• What needs to be done:
Please write out the complete listing that follows, exactly as it reads.

** start **

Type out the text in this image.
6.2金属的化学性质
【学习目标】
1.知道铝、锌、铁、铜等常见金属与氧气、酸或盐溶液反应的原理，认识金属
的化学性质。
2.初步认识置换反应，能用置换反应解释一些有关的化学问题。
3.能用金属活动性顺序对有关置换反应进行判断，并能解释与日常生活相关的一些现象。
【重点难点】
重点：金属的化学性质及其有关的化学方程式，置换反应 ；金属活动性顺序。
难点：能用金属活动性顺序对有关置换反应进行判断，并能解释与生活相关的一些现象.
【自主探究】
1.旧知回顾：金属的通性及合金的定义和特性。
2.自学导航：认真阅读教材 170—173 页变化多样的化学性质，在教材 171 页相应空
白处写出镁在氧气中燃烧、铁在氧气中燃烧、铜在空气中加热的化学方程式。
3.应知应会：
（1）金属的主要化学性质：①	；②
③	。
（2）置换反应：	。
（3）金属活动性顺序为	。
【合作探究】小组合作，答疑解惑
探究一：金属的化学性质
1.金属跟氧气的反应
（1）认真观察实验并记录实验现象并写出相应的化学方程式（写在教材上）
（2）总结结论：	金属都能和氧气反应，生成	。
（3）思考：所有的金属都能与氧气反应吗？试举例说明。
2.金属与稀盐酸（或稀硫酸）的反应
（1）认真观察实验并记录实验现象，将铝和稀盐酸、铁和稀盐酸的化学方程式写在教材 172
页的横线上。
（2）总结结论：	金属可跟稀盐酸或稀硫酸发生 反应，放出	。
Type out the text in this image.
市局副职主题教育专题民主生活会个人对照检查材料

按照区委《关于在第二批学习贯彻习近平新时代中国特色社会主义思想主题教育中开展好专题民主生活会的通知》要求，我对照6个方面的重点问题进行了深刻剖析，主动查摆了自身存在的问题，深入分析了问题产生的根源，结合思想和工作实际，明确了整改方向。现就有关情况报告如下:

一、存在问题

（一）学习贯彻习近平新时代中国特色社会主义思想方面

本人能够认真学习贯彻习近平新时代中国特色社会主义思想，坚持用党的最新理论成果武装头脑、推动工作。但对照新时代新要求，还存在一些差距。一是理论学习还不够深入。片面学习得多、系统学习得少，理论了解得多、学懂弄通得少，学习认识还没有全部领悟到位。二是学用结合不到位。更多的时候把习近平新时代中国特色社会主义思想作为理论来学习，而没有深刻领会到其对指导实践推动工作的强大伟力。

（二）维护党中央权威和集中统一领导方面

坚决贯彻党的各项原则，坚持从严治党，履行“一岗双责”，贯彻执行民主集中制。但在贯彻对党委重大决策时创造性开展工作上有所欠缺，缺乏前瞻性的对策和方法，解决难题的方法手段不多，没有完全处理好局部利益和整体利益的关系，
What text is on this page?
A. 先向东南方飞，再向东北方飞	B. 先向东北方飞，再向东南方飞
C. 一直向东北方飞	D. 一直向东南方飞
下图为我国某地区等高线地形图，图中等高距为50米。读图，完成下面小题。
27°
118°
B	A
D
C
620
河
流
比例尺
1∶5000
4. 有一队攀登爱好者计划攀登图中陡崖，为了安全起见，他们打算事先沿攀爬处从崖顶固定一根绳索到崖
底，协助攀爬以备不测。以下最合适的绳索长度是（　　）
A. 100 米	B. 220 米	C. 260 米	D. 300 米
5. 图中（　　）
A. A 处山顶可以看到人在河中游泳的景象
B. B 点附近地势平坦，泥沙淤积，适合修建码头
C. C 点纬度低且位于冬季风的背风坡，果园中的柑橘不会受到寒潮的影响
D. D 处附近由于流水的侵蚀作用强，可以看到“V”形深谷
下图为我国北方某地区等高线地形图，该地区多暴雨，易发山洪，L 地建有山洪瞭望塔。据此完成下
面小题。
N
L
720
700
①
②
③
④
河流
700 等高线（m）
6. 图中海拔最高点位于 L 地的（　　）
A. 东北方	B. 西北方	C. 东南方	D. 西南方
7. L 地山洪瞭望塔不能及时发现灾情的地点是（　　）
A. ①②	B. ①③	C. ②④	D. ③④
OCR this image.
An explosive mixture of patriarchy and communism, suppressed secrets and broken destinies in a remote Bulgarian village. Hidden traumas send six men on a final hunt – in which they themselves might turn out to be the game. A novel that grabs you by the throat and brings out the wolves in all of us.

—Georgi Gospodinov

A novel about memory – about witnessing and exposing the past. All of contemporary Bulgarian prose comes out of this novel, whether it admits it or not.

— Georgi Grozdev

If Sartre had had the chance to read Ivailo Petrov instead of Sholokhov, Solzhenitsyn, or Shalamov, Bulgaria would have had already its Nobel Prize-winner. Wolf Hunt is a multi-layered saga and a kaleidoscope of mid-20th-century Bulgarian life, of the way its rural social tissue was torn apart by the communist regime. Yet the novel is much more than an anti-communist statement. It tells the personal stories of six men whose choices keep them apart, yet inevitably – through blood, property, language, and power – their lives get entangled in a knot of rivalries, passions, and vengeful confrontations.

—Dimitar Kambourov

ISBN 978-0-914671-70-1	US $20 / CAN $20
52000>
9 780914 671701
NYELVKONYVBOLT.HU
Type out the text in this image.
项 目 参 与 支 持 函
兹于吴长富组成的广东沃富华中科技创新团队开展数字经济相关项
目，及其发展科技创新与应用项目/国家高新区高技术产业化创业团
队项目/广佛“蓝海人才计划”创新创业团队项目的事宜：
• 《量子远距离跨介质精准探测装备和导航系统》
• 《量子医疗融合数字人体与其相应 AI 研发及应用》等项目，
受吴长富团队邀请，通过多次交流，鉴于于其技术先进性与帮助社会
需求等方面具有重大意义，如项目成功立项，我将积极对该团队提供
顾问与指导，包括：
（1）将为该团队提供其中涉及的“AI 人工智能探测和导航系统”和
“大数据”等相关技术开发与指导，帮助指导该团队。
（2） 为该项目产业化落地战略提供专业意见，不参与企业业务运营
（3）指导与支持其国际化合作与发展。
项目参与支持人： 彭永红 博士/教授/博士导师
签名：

** end **

• Solution for this exercise:
Type out the text in this image.
6.2金属的化学性质
【学习目标】
1.知道铝、锌、铁、铜等常见金属与氧气、酸或盐溶液反应的原理，认识金属
的化学性质。
2.初步认识置换反应，能用置换反应解释一些有关的化学问题。
3.能用金属活动性顺序对有关置换反应进行判断，并能解释与日常生活相关的一些现象。
【重点难点】
重点：金属的化学性质及其有关的化学方程式，置换反应 ；金属活动性顺序。
难点：能用金属活动性顺序对有关置换反应进行判断，并能解释与生活相关的一些现象.
【自主探究】
1.旧知回顾：金属的通性及合金的定义和特性。
2.自学导航：认真阅读教材 170—173 页变化多样的化学性质，在教材 171 页相应空
白处写出镁在氧气中燃烧、铁在氧气中燃烧、铜在空气中加热的化学方程式。
3.应知应会：
（1）金属的主要化学性质：①	；②
③	。
（2）置换反应：	。
（3）金属活动性顺序为	。
【合作探究】小组合作，答疑解惑
探究一：金属的化学性质
1.金属跟氧气的反应
（1）认真观察实验并记录实验现象并写出相应的化学方程式（写在教材上）
（2）总结结论：	金属都能和氧气反应，生成	。
（3）思考：所有的金属都能与氧气反应吗？试举例说明。
2.金属与稀盐酸（或稀硫酸）的反应
（1）认真观察实验并记录实验现象，将铝和稀盐酸、铁和稀盐酸的化学方程式写在教材 172
页的横线上。
（2）总结结论：	金属可跟稀盐酸或稀硫酸发生 反应，放出	。
Type out the text in this image.
市局副职主题教育专题民主生活会个人对照检查材料

按照区委《关于在第二批学习贯彻习近平新时代中国特色社会主义思想主题教育中开展好专题民主生活会的通知》要求，我对照6个方面的重点问题进行了深刻剖析，主动查摆了自身存在的问题，深入分析了问题产生的根源，结合思想和工作实际，明确了整改方向。现就有关情况报告如下:

一、存在问题

（一）学习贯彻习近平新时代中国特色社会主义思想方面

本人能够认真学习贯彻习近平新时代中国特色社会主义思想，坚持用党的最新理论成果武装头脑、推动工作。但对照新时代新要求，还存在一些差距。一是理论学习还不够深入。片面学习得多、系统学习得少，理论了解得多、学懂弄通得少，学习认识还没有全部领悟到位。二是学用结合不到位。更多的时候把习近平新时代中国特色社会主义思想作为理论来学习，而没有深刻领会到其对指导实践推动工作的强大伟力。

（二）维护党中央权威和集中统一领导方面

坚决贯彻党的各项原则，坚持从严治党，履行“一岗双责”，贯彻执行民主集中制。但在贯彻对党委重大决策时创造性开展工作上有所欠缺，缺乏前瞻性的对策和方法，解决难题的方法手段不多，没有完全处理好局部利益和整体利益的关系，
What text is on this page?
A. 先向东南方飞，再向东北方飞	B. 先向东北方飞，再向东南方飞
C. 一直向东北方飞	D. 一直向东南方飞
下图为我国某地区等高线地形图，图中等高距为50米。读图，完成下面小题。
27°
118°
B	A
D
C
620
河
流
比例尺
1∶5000
4. 有一队攀登爱好者计划攀登图中陡崖，为了安全起见，他们打算事先沿攀爬处从崖顶固定一根绳索到崖
底，协助攀爬以备不测。以下最合适的绳索长度是（　　）
A. 100 米	B. 220 米	C. 260 米	D. 300 米
5. 图中（　　）
A. A 处山顶可以看到人在河中游泳的景象
B. B 点附近地势平坦，泥沙淤积，适合修建码头
C. C 点纬度低且位于冬季风的背风坡，果园中的柑橘不会受到寒潮的影响
D. D 处附近由于流水的侵蚀作用强，可以看到“V”形深谷
下图为我国北方某地区等高线地形图，该地区多暴雨，易发山洪，L 地建有山洪瞭望塔。据此完成下
面小题。
N
L
720
700
①
②
③
④
河流
700 等高线（m）
6. 图中海拔最高点位于 L 地的（　　）
A. 东北方	B. 西北方	C. 东南方	D. 西南方
7. L 地山洪瞭望塔不能及时发现灾情的地点是（　　）
A. ①②	B. ①③	C. ②④	D. ③④
OCR this image.
An explosive mixture of patriarchy and communism, suppressed secrets and broken destinies in a remote Bulgarian village. Hidden traumas send six men on a final hunt – in which they themselves might turn out to be the game. A novel that grabs you by the throat and brings out the wolves in all of us.

—Georgi Gospodinov

A novel about memory – about witnessing and exposing the past. All of contemporary Bulgarian prose comes out of this novel, whether it admits it or not.

— Georgi Grozdev

If Sartre had had the chance to read Ivailo Petrov instead of Sholokhov, Solzhenitsyn, or Shalamov, Bulgaria would have had already its Nobel Prize-winner. Wolf Hunt is a multi-layered saga and a kaleidoscope of mid-20th-century Bulgarian life, of the way its rural social tissue was torn apart by the communist regime. Yet the novel is much more than an anti-communist statement. It tells the personal stories of six men whose choices keep them apart, yet inevitably – through blood, property, language, and power – their lives get entangled in a knot of rivalries, passions, and vengeful confrontations.

—Dimitar Kambourov

ISBN 978-0-914671-70-1	US $20 / CAN $20
52000>
9 780914 671701
NYELVKONYVBOLT.HU
Type out the text in this image.
项 目 参 与 支 持 函
兹于吴长富组成的广东沃富华中科技创新团队开展数字经济相关项
目，及其发展科技创新与应用项目/国家高新区高技术产业化创业团
队项目/广佛“蓝海人才计划”创新创业团队项目的事宜：
• 《量子远距离跨介质精准探测装备和导航系统》
• 《量子医疗融合数字人体与其相应 AI 研发及应用》等项目，
受吴长富团队邀请，通过多次交流，鉴于于其技术先进性与帮助社会
需求等方面具有重大意义，如项目成功立项，我将积极对该团队提供
顾问与指导，包括：
（1）将为该团队提供其中涉及的“AI 人工智能探测和导航系统”和
“大数据”等相关技术开发与指导，帮助指导该团队。
（2） 为该项目产业化落地战略提供专业意见，不参与企业业务运营
（3）指导与支持其国际化合作与发展。
项目参与支持人： 彭永红 博士/教授/博士导师
签名：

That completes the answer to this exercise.